*** Text passage
Regularization in higher dimensions by YuanbinLiu · Pull Request #354 · autoatml/autoplex

YuanbinLiu · 2025-03-07T17:46:18Z

We have upgraded the functionality to support high-dimensional convex hull calculations with regularization. Previously, it was limited to 3D convex hulls, but we are now able to handle higher-dimensional cases, such as 4D convex hulls for three-element systems.

Test 1: Verify whether the new code can produce the same convex hull results as the old version for the 3D case.
Test 2: Evaluate whether the new code can handle high-dimensional (>3D) convex hulls.

JaGeo · 2025-03-07T18:08:53Z

Thank you @YuanbinLiu ! Some tests are still failing.

Can we handle anything beyond 4D? If not, should we add this limitation to the documentation?

YuanbinLiu · 2025-03-07T18:29:39Z

Thank you @YuanbinLiu ! Some tests are still failing.

Can we handle anything beyond 4D? If not, should we add this limitation to the documentation?
******
*** Information provided
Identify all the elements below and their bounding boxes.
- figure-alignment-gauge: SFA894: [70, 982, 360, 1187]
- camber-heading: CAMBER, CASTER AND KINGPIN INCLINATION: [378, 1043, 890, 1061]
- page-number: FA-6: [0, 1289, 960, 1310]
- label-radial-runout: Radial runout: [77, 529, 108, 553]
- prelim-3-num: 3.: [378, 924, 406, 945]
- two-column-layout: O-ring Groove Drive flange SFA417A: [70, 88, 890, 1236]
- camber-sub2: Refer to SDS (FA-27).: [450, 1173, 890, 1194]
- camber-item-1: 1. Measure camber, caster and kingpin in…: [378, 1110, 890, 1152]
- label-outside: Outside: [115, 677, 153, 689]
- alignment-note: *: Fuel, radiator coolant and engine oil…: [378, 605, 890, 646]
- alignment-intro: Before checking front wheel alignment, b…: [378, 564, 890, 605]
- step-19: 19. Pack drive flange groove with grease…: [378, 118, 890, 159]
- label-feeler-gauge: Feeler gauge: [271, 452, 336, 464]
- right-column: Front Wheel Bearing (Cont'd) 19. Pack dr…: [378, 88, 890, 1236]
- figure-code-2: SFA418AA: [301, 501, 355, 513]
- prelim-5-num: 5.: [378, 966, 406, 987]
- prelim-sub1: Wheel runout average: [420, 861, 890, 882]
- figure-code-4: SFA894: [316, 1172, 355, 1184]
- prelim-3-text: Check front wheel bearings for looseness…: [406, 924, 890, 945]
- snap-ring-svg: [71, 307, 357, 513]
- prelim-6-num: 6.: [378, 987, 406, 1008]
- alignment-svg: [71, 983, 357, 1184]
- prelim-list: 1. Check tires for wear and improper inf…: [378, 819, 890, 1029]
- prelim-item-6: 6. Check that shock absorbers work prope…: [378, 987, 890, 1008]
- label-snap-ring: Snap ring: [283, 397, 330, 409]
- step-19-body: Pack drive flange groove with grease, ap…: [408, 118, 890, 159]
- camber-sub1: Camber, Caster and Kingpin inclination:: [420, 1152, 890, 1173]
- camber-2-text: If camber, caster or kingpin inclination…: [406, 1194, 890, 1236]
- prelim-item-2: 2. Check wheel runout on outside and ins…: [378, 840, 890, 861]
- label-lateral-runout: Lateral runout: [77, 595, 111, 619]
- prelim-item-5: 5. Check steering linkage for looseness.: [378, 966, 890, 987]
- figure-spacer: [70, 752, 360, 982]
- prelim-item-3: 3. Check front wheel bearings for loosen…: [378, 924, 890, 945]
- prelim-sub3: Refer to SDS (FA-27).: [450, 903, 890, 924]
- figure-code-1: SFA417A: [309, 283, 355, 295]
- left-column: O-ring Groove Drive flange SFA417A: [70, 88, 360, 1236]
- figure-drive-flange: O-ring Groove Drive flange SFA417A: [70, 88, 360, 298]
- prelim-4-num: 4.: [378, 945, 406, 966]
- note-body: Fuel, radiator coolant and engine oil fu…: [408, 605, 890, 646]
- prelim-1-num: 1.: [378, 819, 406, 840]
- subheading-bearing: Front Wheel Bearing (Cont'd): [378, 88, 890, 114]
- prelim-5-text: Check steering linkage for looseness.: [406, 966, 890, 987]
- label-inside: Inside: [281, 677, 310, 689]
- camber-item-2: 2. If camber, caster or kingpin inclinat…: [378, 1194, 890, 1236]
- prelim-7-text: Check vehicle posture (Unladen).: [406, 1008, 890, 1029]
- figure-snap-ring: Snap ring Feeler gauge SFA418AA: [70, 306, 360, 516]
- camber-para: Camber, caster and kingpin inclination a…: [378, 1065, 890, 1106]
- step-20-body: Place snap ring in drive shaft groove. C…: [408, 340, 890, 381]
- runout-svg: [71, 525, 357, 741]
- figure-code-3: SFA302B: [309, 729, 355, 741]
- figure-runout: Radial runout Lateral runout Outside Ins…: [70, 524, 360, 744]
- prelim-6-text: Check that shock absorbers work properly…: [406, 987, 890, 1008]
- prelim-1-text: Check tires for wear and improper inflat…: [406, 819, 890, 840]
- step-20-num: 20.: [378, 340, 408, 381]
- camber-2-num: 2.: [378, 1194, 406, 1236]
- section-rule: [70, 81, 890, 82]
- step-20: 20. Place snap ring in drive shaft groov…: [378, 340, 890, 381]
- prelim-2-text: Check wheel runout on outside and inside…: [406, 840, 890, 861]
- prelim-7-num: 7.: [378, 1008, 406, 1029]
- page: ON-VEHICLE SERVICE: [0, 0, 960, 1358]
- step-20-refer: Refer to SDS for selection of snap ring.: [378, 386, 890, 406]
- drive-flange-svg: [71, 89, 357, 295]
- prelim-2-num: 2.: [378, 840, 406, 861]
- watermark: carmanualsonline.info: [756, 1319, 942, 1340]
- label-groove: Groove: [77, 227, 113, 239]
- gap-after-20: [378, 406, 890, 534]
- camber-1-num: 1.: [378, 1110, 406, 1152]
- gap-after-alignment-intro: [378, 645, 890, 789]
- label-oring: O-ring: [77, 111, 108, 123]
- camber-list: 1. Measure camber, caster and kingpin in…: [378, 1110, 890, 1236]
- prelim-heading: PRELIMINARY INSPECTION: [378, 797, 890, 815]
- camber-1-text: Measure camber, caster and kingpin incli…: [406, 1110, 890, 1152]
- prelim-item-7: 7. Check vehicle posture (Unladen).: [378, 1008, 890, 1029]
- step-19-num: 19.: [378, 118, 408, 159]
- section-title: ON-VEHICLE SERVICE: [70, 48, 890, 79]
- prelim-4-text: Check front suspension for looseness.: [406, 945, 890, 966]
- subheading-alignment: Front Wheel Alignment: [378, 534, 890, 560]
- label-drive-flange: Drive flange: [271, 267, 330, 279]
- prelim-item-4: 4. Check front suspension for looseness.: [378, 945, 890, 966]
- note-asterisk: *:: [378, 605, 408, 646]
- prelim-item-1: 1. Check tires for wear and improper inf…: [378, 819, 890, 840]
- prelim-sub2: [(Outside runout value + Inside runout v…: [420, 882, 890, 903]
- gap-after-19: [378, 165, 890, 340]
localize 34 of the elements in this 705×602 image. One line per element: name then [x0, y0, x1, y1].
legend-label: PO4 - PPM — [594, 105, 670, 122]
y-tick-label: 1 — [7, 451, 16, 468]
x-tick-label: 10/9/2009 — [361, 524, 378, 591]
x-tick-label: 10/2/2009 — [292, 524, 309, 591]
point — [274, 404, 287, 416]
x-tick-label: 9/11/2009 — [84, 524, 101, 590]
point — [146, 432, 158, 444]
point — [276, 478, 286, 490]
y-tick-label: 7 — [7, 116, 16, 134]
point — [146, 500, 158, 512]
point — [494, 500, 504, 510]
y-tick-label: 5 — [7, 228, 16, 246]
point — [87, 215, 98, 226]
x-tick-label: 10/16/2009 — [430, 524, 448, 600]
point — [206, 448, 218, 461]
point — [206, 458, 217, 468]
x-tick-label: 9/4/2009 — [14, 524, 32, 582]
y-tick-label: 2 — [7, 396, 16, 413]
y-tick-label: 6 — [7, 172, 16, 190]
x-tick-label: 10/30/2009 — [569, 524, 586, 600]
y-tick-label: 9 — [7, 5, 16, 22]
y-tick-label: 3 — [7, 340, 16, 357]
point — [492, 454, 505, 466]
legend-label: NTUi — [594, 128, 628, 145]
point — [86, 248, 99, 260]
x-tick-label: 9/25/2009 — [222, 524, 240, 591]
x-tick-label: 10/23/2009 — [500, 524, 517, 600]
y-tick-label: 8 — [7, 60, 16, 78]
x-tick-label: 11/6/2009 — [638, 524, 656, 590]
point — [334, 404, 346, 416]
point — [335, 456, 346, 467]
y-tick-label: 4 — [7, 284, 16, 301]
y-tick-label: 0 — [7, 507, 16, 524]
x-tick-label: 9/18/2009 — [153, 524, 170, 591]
******
Requirements>
**A.** In the pull request thread on convex hull regularization, what was the code limited to before the upgrade?
**B.** Carry on the pull request thread about higher-dimensional convex hulls from the point where it stops.
The entries have nothing to do with this.

Task-by-task outputs>
**A.** It was limited to 3D convex hulls.

**B.**
It's not limited to 4D; higher dimensions are also fesible. I'll find time to check for errors, but the tests passed before I pushed the PR.

JaGeo · 2025-03-07T18:34:35Z

@YuanbinLiu Thanks for the explanation!

Test results can be dependent on the operating system

YuanbinLiu · 2025-03-07T19:40:31Z

@YuanbinLiu Thanks for the explanation!

Test results can be dependent on the operating system

I have tried several times, all passed. I didn't found some bugs. Can anyone test it on a different system?

JaGeo · 2025-03-07T19:45:01Z

+            f"Point and points must have the same dimensionality. Got {pn.shape[0]} and {preg.shape[1]}."
+        )
+    hull = ConvexHull(preg)
+    return np.all(np.dot(hull.equations[:, :-1], pn) + hull.equations[:, -1] <= 1e-12)


Is this floating point comparison maybe brittle?

It shouldn't be caused by this. I tested it on different computers with new environments, and it worked fine.

JaGeo · 2025-03-07T19:46:07Z

-    fraction_list = [[1.0]] + [[0.0]] + [[0.5]] * 8
+    calc_hull_ND = calculate_hull_nd(label)
+
+    assert np.allclose(calc_hull_3D.equations, calc_hull_ND.equations, atol=1e-6)


Different tolerance needed?

JaGeo · 2025-03-07T19:46:22Z

+        get_e_dist_hull_ND = get_e_distance_to_hull_nd(
+            calc_hull_ND, atom, {3: -0.28649227, 17: -0.25638457}, "REF_energy"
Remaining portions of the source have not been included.